**Instructions to follow**
From the entries below, please gather each line containing the string "text".

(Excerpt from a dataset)
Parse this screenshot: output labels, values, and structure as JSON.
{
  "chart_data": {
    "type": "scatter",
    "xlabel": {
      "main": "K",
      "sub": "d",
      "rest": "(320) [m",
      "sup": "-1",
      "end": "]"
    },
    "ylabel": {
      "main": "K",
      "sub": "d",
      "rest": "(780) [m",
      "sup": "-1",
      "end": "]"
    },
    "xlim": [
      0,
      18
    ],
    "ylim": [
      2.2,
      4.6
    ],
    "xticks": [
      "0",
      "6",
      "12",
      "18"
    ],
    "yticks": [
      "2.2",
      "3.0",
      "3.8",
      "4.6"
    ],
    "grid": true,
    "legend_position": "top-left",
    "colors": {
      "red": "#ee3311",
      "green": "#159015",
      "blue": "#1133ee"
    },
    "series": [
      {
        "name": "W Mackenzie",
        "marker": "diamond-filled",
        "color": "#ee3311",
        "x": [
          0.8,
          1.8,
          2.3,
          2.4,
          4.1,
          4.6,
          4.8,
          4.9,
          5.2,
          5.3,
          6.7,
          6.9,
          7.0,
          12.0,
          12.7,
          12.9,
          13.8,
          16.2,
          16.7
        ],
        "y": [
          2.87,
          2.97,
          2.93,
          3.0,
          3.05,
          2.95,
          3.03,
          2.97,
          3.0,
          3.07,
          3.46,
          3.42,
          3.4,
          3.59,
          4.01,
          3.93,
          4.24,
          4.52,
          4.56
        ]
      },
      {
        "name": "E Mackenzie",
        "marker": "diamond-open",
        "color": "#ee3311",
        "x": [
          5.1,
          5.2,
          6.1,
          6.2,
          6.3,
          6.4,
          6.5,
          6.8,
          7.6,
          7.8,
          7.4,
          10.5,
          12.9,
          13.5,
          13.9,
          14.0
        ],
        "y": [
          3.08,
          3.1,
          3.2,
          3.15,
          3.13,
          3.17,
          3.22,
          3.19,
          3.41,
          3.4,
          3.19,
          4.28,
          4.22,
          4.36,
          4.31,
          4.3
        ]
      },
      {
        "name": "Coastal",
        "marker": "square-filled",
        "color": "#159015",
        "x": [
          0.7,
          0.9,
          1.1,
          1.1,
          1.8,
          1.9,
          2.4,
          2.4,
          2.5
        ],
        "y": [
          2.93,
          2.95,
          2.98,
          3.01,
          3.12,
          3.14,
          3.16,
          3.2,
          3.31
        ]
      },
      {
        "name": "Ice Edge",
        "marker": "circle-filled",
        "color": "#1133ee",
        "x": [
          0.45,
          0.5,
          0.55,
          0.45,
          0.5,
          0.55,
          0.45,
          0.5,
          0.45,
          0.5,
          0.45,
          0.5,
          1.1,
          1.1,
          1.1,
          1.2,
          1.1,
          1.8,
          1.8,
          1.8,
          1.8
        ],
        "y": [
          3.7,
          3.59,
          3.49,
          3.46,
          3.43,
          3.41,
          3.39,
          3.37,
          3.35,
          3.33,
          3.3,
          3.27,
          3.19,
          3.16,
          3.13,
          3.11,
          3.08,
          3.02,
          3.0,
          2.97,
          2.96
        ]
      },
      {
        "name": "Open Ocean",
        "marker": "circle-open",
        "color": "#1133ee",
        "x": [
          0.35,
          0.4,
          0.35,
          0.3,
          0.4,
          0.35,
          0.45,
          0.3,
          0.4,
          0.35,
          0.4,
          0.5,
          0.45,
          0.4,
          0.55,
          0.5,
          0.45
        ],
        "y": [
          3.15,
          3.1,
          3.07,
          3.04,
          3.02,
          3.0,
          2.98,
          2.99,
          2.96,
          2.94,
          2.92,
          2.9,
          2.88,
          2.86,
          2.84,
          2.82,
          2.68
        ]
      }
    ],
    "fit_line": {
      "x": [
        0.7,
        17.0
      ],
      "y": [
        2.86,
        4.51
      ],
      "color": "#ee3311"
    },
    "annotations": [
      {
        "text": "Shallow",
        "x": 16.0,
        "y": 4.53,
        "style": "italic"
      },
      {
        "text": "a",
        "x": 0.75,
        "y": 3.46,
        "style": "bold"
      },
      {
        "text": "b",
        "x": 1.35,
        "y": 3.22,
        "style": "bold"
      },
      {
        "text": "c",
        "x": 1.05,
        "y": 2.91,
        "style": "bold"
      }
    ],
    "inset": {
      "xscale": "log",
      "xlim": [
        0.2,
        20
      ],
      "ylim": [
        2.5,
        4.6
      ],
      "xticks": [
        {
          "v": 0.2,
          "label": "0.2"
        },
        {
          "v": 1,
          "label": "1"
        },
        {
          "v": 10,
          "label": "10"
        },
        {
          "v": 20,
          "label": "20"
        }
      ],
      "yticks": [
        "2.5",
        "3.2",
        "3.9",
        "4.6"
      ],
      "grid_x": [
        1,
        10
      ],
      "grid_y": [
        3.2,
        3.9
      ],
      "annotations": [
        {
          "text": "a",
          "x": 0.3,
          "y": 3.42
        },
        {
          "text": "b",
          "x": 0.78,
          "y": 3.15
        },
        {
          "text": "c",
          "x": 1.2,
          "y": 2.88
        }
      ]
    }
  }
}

**Response**
        "text": "Shallow",
        "text": "a",
        "text": "b",
        "text": "c",
          "text": "a",
          "text": "b",
          "text": "c",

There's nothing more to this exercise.